__EXERCISE BRIEF__:
Extract every entry word for word.

__INPUT FOR THIS TASK__:
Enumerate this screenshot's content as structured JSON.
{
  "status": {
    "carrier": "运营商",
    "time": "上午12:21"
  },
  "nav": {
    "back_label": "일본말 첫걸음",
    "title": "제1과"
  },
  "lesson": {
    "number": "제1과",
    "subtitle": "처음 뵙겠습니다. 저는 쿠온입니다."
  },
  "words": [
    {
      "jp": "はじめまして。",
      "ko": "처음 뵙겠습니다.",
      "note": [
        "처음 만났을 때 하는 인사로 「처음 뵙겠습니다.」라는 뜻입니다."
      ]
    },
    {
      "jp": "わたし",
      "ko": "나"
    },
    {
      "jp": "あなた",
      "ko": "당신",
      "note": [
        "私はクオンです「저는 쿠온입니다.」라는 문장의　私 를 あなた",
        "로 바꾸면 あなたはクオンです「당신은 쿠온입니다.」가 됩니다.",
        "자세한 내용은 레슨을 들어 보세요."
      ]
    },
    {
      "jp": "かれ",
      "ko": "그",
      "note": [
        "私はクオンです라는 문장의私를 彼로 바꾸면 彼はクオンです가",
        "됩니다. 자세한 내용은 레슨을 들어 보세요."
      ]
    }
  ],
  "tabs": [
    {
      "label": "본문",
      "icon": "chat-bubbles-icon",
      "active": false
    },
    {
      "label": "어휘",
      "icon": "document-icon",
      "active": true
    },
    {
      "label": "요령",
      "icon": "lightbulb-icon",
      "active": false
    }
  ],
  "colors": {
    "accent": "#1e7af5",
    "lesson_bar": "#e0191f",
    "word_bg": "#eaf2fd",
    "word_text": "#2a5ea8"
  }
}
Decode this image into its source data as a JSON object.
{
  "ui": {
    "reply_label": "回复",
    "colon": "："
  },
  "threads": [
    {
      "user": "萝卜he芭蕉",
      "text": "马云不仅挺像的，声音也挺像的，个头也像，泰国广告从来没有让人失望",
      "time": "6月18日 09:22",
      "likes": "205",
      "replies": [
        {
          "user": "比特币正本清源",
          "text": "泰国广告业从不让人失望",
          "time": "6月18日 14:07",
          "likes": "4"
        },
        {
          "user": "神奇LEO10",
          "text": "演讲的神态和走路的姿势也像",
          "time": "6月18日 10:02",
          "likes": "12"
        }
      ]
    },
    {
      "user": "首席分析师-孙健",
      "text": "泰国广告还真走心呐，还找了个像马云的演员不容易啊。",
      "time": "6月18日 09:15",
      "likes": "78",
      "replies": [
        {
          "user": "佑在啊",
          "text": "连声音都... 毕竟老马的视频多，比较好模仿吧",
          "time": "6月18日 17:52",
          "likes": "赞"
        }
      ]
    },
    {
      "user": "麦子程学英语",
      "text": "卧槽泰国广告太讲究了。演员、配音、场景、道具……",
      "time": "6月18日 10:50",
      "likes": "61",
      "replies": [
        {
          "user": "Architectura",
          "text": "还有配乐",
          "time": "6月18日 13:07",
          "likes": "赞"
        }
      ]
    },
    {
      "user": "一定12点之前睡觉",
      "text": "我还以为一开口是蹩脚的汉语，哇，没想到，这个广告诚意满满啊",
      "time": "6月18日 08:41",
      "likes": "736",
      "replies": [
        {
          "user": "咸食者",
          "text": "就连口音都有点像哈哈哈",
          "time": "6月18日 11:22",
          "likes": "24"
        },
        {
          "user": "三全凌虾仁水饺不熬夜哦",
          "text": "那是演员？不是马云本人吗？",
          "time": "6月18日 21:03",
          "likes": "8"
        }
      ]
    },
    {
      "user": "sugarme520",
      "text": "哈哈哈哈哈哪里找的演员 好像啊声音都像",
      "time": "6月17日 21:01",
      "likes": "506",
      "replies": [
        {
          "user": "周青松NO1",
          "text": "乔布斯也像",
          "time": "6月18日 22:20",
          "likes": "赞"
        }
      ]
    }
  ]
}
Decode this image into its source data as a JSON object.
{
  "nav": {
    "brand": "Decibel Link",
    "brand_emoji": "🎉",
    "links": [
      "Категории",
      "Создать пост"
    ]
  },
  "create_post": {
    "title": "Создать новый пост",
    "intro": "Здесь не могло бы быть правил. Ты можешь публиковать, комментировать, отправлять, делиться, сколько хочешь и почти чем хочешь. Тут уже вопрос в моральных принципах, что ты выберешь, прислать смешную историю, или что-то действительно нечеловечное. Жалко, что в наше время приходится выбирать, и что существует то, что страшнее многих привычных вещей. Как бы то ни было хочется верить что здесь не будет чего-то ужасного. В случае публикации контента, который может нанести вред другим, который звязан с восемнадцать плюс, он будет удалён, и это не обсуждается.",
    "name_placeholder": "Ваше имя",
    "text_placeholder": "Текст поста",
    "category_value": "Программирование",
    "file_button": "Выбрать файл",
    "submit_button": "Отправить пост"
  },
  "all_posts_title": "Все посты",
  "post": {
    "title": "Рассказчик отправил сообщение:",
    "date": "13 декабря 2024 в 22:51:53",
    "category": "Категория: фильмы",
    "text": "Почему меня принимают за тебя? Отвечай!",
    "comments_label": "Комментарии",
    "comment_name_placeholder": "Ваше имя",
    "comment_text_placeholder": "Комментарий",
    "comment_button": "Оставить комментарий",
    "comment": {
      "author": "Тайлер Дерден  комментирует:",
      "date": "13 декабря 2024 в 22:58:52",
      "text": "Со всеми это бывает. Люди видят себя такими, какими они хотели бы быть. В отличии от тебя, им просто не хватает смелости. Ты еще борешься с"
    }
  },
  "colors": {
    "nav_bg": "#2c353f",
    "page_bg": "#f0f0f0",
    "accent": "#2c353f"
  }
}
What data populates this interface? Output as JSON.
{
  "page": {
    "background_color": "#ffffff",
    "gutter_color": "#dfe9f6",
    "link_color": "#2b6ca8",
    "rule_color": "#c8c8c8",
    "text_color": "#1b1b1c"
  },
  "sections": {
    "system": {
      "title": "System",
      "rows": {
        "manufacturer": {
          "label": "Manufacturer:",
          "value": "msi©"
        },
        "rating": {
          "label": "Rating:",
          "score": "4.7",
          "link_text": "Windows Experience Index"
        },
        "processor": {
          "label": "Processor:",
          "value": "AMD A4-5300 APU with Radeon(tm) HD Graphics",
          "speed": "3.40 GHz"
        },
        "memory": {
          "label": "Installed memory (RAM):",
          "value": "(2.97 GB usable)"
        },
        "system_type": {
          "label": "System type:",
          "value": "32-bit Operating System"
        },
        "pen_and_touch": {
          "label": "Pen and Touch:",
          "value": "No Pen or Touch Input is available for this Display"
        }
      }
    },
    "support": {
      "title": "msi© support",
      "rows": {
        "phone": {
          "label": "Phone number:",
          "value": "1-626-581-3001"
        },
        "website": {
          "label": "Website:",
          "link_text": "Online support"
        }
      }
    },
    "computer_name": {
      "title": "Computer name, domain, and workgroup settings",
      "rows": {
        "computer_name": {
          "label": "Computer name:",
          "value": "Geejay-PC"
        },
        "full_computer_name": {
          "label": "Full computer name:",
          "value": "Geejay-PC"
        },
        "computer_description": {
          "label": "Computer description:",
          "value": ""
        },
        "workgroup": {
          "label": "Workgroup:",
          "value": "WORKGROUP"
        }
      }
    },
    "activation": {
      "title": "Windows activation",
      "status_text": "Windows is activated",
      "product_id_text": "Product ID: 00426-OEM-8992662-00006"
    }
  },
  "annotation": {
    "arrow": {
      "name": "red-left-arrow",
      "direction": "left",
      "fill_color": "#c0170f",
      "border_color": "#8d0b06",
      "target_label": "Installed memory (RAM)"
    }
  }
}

__WORKED SOLUTION__:
Enumerate this screenshot's content as structured JSON.
{
  "status": {
    "carrier": "运营商",
    "time": "上午12:21"
  },
  "nav": {
    "back_label": "일본말 첫걸음",
    "title": "제1과"
  },
  "lesson": {
    "number": "제1과",
    "subtitle": "처음 뵙겠습니다. 저는 쿠온입니다."
  },
  "words": [
    {
      "jp": "はじめまして。",
      "ko": "처음 뵙겠습니다.",
      "note": [
        "처음 만났을 때 하는 인사로 「처음 뵙겠습니다.」라는 뜻입니다."
      ]
    },
    {
      "jp": "わたし",
      "ko": "나"
    },
    {
      "jp": "あなた",
      "ko": "당신",
      "note": [
        "私はクオンです「저는 쿠온입니다.」라는 문장의　私 를 あなた",
        "로 바꾸면 あなたはクオンです「당신은 쿠온입니다.」가 됩니다.",
        "자세한 내용은 레슨을 들어 보세요."
      ]
    },
    {
      "jp": "かれ",
      "ko": "그",
      "note": [
        "私はクオンです라는 문장의私를 彼로 바꾸면 彼はクオンです가",
        "됩니다. 자세한 내용은 레슨을 들어 보세요."
      ]
    }
  ],
  "tabs": [
    {
      "label": "본문",
      "icon": "chat-bubbles-icon",
      "active": false
    },
    {
      "label": "어휘",
      "icon": "document-icon",
      "active": true
    },
    {
      "label": "요령",
      "icon": "lightbulb-icon",
      "active": false
    }
  ],
  "colors": {
    "accent": "#1e7af5",
    "lesson_bar": "#e0191f",
    "word_bg": "#eaf2fd",
    "word_text": "#2a5ea8"
  }
}
Decode this image into its source data as a JSON object.
{
  "ui": {
    "reply_label": "回复",
    "colon": "："
  },
  "threads": [
    {
      "user": "萝卜he芭蕉",
      "text": "马云不仅挺像的，声音也挺像的，个头也像，泰国广告从来没有让人失望",
      "time": "6月18日 09:22",
      "likes": "205",
      "replies": [
        {
          "user": "比特币正本清源",
          "text": "泰国广告业从不让人失望",
          "time": "6月18日 14:07",
          "likes": "4"
        },
        {
          "user": "神奇LEO10",
          "text": "演讲的神态和走路的姿势也像",
          "time": "6月18日 10:02",
          "likes": "12"
        }
      ]
    },
    {
      "user": "首席分析师-孙健",
      "text": "泰国广告还真走心呐，还找了个像马云的演员不容易啊。",
      "time": "6月18日 09:15",
      "likes": "78",
      "replies": [
        {
          "user": "佑在啊",
          "text": "连声音都... 毕竟老马的视频多，比较好模仿吧",
          "time": "6月18日 17:52",
          "likes": "赞"
        }
      ]
    },
    {
      "user": "麦子程学英语",
      "text": "卧槽泰国广告太讲究了。演员、配音、场景、道具……",
      "time": "6月18日 10:50",
      "likes": "61",
      "replies": [
        {
          "user": "Architectura",
          "text": "还有配乐",
          "time": "6月18日 13:07",
          "likes": "赞"
        }
      ]
    },
    {
      "user": "一定12点之前睡觉",
      "text": "我还以为一开口是蹩脚的汉语，哇，没想到，这个广告诚意满满啊",
      "time": "6月18日 08:41",
      "likes": "736",
      "replies": [
        {
          "user": "咸食者",
          "text": "就连口音都有点像哈哈哈",
          "time": "6月18日 11:22",
          "likes": "24"
        },
        {
          "user": "三全凌虾仁水饺不熬夜哦",
          "text": "那是演员？不是马云本人吗？",
          "time": "6月18日 21:03",
          "likes": "8"
        }
      ]
    },
    {
      "user": "sugarme520",
      "text": "哈哈哈哈哈哪里找的演员 好像啊声音都像",
      "time": "6月17日 21:01",
      "likes": "506",
      "replies": [
        {
          "user": "周青松NO1",
          "text": "乔布斯也像",
          "time": "6月18日 22:20",
          "likes": "赞"
        }
      ]
    }
  ]
}
Decode this image into its source data as a JSON object.
{
  "nav": {
    "brand": "Decibel Link",
    "brand_emoji": "🎉",
    "links": [
      "Категории",
      "Создать пост"
    ]
  },
  "create_post": {
    "title": "Создать новый пост",
    "intro": "Здесь не могло бы быть правил. Ты можешь публиковать, комментировать, отправлять, делиться, сколько хочешь и почти чем хочешь. Тут уже вопрос в моральных принципах, что ты выберешь, прислать смешную историю, или что-то действительно нечеловечное. Жалко, что в наше время приходится выбирать, и что существует то, что страшнее многих привычных вещей. Как бы то ни было хочется верить что здесь не будет чего-то ужасного. В случае публикации контента, который может нанести вред другим, который звязан с восемнадцать плюс, он будет удалён, и это не обсуждается.",
    "name_placeholder": "Ваше имя",
    "text_placeholder": "Текст поста",
    "category_value": "Программирование",
    "file_button": "Выбрать файл",
    "submit_button": "Отправить пост"
  },
  "all_posts_title": "Все посты",
  "post": {
    "title": "Рассказчик отправил сообщение:",
    "date": "13 декабря 2024 в 22:51:53",
    "category": "Категория: фильмы",
    "text": "Почему меня принимают за тебя? Отвечай!",
    "comments_label": "Комментарии",
    "comment_name_placeholder": "Ваше имя",
    "comment_text_placeholder": "Комментарий",
    "comment_button": "Оставить комментарий",
    "comment": {
      "author": "Тайлер Дерден  комментирует:",
      "date": "13 декабря 2024 в 22:58:52",
      "text": "Со всеми это бывает. Люди видят себя такими, какими они хотели бы быть. В отличии от тебя, им просто не хватает смелости. Ты еще борешься с"
    }
  },
  "colors": {
    "nav_bg": "#2c353f",
    "page_bg": "#f0f0f0",
    "accent": "#2c353f"
  }
}
What data populates this interface? Output as JSON.
{
  "page": {
    "background_color": "#ffffff",
    "gutter_color": "#dfe9f6",
    "link_color": "#2b6ca8",
    "rule_color": "#c8c8c8",
    "text_color": "#1b1b1c"
  },
  "sections": {
    "system": {
      "title": "System",
      "rows": {
        "manufacturer": {
          "label": "Manufacturer:",
          "value": "msi©"
        },
        "rating": {
          "label": "Rating:",
          "score": "4.7",
          "link_text": "Windows Experience Index"
        },
        "processor": {
          "label": "Processor:",
          "value": "AMD A4-5300 APU with Radeon(tm) HD Graphics",
          "speed": "3.40 GHz"
        },
        "memory": {
          "label": "Installed memory (RAM):",
          "value": "(2.97 GB usable)"
        },
        "system_type": {
          "label": "System type:",
          "value": "32-bit Operating System"
        },
        "pen_and_touch": {
          "label": "Pen and Touch:",
          "value": "No Pen or Touch Input is available for this Display"
        }
      }
    },
    "support": {
      "title": "msi© support",
      "rows": {
        "phone": {
          "label": "Phone number:",
          "value": "1-626-581-3001"
        },
        "website": {
          "label": "Website:",
          "link_text": "Online support"
        }
      }
    },
    "computer_name": {
      "title": "Computer name, domain, and workgroup settings",
      "rows": {
        "computer_name": {
          "label": "Computer name:",
          "value": "Geejay-PC"
        },
        "full_computer_name": {
          "label": "Full computer name:",
          "value": "Geejay-PC"
        },
        "computer_description": {
          "label": "Computer description:",
          "value": ""
        },
        "workgroup": {
          "label": "Workgroup:",
          "value": "WORKGROUP"
        }
      }
    },
    "activation": {
      "title": "Windows activation",
      "status_text": "Windows is activated",
      "product_id_text": "Product ID: 00426-OEM-8992662-00006"
    }
  },
  "annotation": {
    "arrow": {
      "name": "red-left-arrow",
      "direction": "left",
      "fill_color": "#c0170f",
      "border_color": "#8d0b06",
      "target_label": "Installed memory (RAM)"
    }
  }
}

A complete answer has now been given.